(Entries from a dataset)

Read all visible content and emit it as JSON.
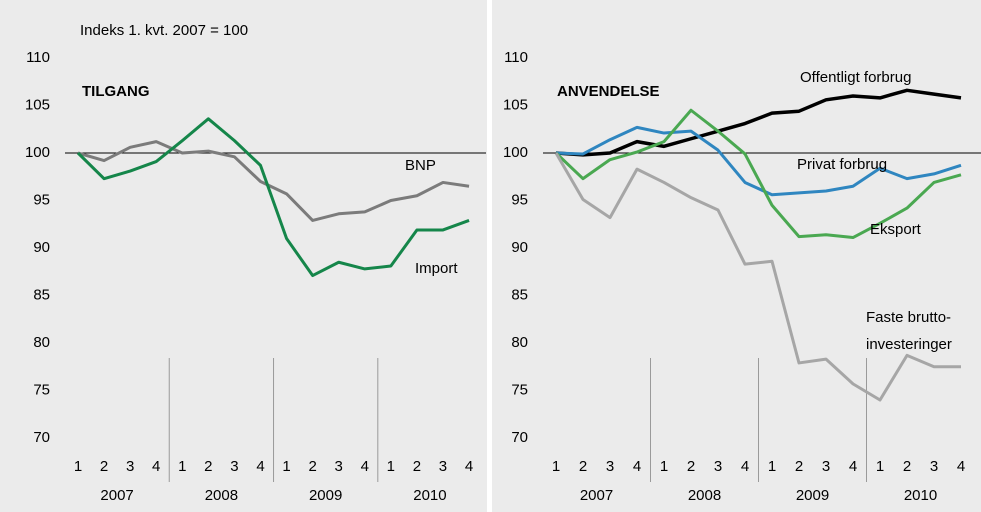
{
  "chart_data": [
    {
      "type": "line",
      "subtitle": "Indeks 1. kvt. 2007 = 100",
      "title": "TILGANG",
      "categories": [
        "1",
        "2",
        "3",
        "4",
        "1",
        "2",
        "3",
        "4",
        "1",
        "2",
        "3",
        "4",
        "1",
        "2",
        "3",
        "4"
      ],
      "years": [
        "2007",
        "2008",
        "2009",
        "2010"
      ],
      "ylim": [
        70,
        110
      ],
      "yticks": [
        70,
        75,
        80,
        85,
        90,
        95,
        100,
        105,
        110
      ],
      "reference_line": 100,
      "series": [
        {
          "name": "BNP",
          "color": "#7b7b7b",
          "values": [
            100,
            99.2,
            100.6,
            101.2,
            100.0,
            100.2,
            99.6,
            97.0,
            95.7,
            92.9,
            93.6,
            93.8,
            95.0,
            95.5,
            96.9,
            96.5
          ]
        },
        {
          "name": "Import",
          "color": "#15864a",
          "values": [
            100,
            97.3,
            98.1,
            99.1,
            101.3,
            103.6,
            101.3,
            98.7,
            91.0,
            87.1,
            88.5,
            87.8,
            88.1,
            91.9,
            91.9,
            92.9
          ]
        }
      ]
    },
    {
      "type": "line",
      "title": "ANVENDELSE",
      "categories": [
        "1",
        "2",
        "3",
        "4",
        "1",
        "2",
        "3",
        "4",
        "1",
        "2",
        "3",
        "4",
        "1",
        "2",
        "3",
        "4"
      ],
      "years": [
        "2007",
        "2008",
        "2009",
        "2010"
      ],
      "ylim": [
        70,
        110
      ],
      "yticks": [
        70,
        75,
        80,
        85,
        90,
        95,
        100,
        105,
        110
      ],
      "reference_line": 100,
      "series": [
        {
          "name": "Offentligt forbrug",
          "color": "#000000",
          "values": [
            100,
            99.8,
            100.0,
            101.2,
            100.7,
            101.5,
            102.3,
            103.1,
            104.2,
            104.4,
            105.6,
            106.0,
            105.8,
            106.6,
            106.2,
            105.8
          ]
        },
        {
          "name": "Privat forbrug",
          "color": "#2f86c0",
          "values": [
            100,
            99.9,
            101.4,
            102.7,
            102.1,
            102.3,
            100.3,
            96.9,
            95.6,
            95.8,
            96.0,
            96.5,
            98.4,
            97.3,
            97.8,
            98.7
          ]
        },
        {
          "name": "Eksport",
          "color": "#4aa851",
          "values": [
            100,
            97.3,
            99.3,
            100.1,
            101.2,
            104.5,
            102.3,
            99.9,
            94.5,
            91.2,
            91.4,
            91.1,
            92.6,
            94.2,
            96.9,
            97.7
          ]
        },
        {
          "name": "Faste brutto-\ninvesteringer",
          "color": "#a6a6a6",
          "values": [
            100,
            95.1,
            93.2,
            98.3,
            96.9,
            95.3,
            94.0,
            88.3,
            88.6,
            77.9,
            78.3,
            75.7,
            74.0,
            78.7,
            77.5,
            77.5
          ]
        }
      ]
    }
  ]
}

*Exercise*: Reproduce the listing word for word and omit its pictures.

*Response below*:
Read all visible content and emit it as JSON.
{
  "chart_data": [
    {
      "type": "line",
      "subtitle": "Indeks 1. kvt. 2007 = 100",
      "title": "TILGANG",
      "categories": [
        "1",
        "2",
        "3",
        "4",
        "1",
        "2",
        "3",
        "4",
        "1",
        "2",
        "3",
        "4",
        "1",
        "2",
        "3",
        "4"
      ],
      "years": [
        "2007",
        "2008",
        "2009",
        "2010"
      ],
      "ylim": [
        70,
        110
      ],
      "yticks": [
        70,
        75,
        80,
        85,
        90,
        95,
        100,
        105,
        110
      ],
      "reference_line": 100,
      "series": [
        {
          "name": "BNP",
          "color": "#7b7b7b",
          "values": [
            100,
            99.2,
            100.6,
            101.2,
            100.0,
            100.2,
            99.6,
            97.0,
            95.7,
            92.9,
            93.6,
            93.8,
            95.0,
            95.5,
            96.9,
            96.5
          ]
        },
        {
          "name": "Import",
          "color": "#15864a",
          "values": [
            100,
            97.3,
            98.1,
            99.1,
            101.3,
            103.6,
            101.3,
            98.7,
            91.0,
            87.1,
            88.5,
            87.8,
            88.1,
            91.9,
            91.9,
            92.9
          ]
        }
      ]
    },
    {
      "type": "line",
      "title": "ANVENDELSE",
      "categories": [
        "1",
        "2",
        "3",
        "4",
        "1",
        "2",
        "3",
        "4",
        "1",
        "2",
        "3",
        "4",
        "1",
        "2",
        "3",
        "4"
      ],
      "years": [
        "2007",
        "2008",
        "2009",
        "2010"
      ],
      "ylim": [
        70,
        110
      ],
      "yticks": [
        70,
        75,
        80,
        85,
        90,
        95,
        100,
        105,
        110
      ],
      "reference_line": 100,
      "series": [
        {
          "name": "Offentligt forbrug",
          "color": "#000000",
          "values": [
            100,
            99.8,
            100.0,
            101.2,
            100.7,
            101.5,
            102.3,
            103.1,
            104.2,
            104.4,
            105.6,
            106.0,
            105.8,
            106.6,
            106.2,
            105.8
          ]
        },
        {
          "name": "Privat forbrug",
          "color": "#2f86c0",
          "values": [
            100,
            99.9,
            101.4,
            102.7,
            102.1,
            102.3,
            100.3,
            96.9,
            95.6,
            95.8,
            96.0,
            96.5,
            98.4,
            97.3,
            97.8,
            98.7
          ]
        },
        {
          "name": "Eksport",
          "color": "#4aa851",
          "values": [
            100,
            97.3,
            99.3,
            100.1,
            101.2,
            104.5,
            102.3,
            99.9,
            94.5,
            91.2,
            91.4,
            91.1,
            92.6,
            94.2,
            96.9,
            97.7
          ]
        },
        {
          "name": "Faste brutto-\ninvesteringer",
          "color": "#a6a6a6",
          "values": [
            100,
            95.1,
            93.2,
            98.3,
            96.9,
            95.3,
            94.0,
            88.3,
            88.6,
            77.9,
            78.3,
            75.7,
            74.0,
            78.7,
            77.5,
            77.5
          ]
        }
      ]
    }
  ]
}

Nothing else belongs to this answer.